## YOUR TASK
Search the listing below for the string "minutes" and copy every line where it occurs.

## DATA EXTRACT
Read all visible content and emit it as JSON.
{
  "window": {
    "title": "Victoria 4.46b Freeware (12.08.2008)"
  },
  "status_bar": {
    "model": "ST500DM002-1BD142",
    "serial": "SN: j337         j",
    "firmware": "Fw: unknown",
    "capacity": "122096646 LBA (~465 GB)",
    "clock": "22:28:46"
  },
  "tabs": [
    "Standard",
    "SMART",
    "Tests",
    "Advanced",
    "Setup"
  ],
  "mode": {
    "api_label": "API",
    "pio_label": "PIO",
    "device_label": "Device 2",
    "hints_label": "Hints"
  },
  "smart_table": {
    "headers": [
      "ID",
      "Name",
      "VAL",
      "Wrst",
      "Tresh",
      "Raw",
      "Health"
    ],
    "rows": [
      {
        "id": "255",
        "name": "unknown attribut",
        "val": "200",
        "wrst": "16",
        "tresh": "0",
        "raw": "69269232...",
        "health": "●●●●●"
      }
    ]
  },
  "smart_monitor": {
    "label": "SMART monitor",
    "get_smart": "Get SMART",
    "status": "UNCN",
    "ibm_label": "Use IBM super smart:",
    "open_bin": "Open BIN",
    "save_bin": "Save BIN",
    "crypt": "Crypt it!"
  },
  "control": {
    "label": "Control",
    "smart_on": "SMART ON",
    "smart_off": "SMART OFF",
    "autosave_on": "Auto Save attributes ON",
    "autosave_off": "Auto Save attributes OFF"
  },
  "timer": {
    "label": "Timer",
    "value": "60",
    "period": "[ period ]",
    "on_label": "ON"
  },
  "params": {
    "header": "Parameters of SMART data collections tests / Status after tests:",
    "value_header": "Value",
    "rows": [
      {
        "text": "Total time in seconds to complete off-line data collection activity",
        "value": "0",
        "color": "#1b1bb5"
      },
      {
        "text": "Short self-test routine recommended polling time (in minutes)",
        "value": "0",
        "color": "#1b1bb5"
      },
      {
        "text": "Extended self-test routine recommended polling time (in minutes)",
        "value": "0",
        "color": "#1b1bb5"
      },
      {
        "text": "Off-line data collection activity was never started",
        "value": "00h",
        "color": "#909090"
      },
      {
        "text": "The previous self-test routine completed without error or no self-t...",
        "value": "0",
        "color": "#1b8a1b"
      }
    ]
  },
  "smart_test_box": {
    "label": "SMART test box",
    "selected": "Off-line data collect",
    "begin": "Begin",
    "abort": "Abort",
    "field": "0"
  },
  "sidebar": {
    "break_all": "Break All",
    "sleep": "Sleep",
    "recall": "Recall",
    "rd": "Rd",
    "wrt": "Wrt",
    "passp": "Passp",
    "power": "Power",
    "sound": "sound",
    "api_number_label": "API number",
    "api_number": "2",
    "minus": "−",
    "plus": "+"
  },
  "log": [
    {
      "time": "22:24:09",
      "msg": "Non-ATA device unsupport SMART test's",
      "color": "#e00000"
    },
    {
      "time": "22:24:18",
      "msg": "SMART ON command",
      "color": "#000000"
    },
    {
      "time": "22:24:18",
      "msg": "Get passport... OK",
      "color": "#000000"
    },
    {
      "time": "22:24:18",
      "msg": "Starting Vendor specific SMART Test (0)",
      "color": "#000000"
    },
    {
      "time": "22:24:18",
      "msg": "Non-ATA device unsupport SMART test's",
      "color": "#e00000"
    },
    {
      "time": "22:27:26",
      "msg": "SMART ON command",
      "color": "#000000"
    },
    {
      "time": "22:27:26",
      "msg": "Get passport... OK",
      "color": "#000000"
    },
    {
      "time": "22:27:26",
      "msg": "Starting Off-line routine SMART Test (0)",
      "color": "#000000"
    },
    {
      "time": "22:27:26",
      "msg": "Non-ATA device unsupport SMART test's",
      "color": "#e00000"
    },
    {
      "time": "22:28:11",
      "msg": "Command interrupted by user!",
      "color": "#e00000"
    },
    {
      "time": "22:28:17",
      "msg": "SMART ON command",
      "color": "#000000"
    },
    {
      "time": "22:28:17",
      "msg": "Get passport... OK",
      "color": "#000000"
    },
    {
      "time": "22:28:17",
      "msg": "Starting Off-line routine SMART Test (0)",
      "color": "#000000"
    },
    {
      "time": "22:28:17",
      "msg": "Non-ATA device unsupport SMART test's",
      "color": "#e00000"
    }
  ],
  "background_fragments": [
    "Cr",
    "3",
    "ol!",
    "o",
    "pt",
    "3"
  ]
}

## RESULT OF THIS EXERCISE
        "text": "Short self-test routine recommended polling time (in minutes)",
        "text": "Extended self-test routine recommended polling time (in minutes)",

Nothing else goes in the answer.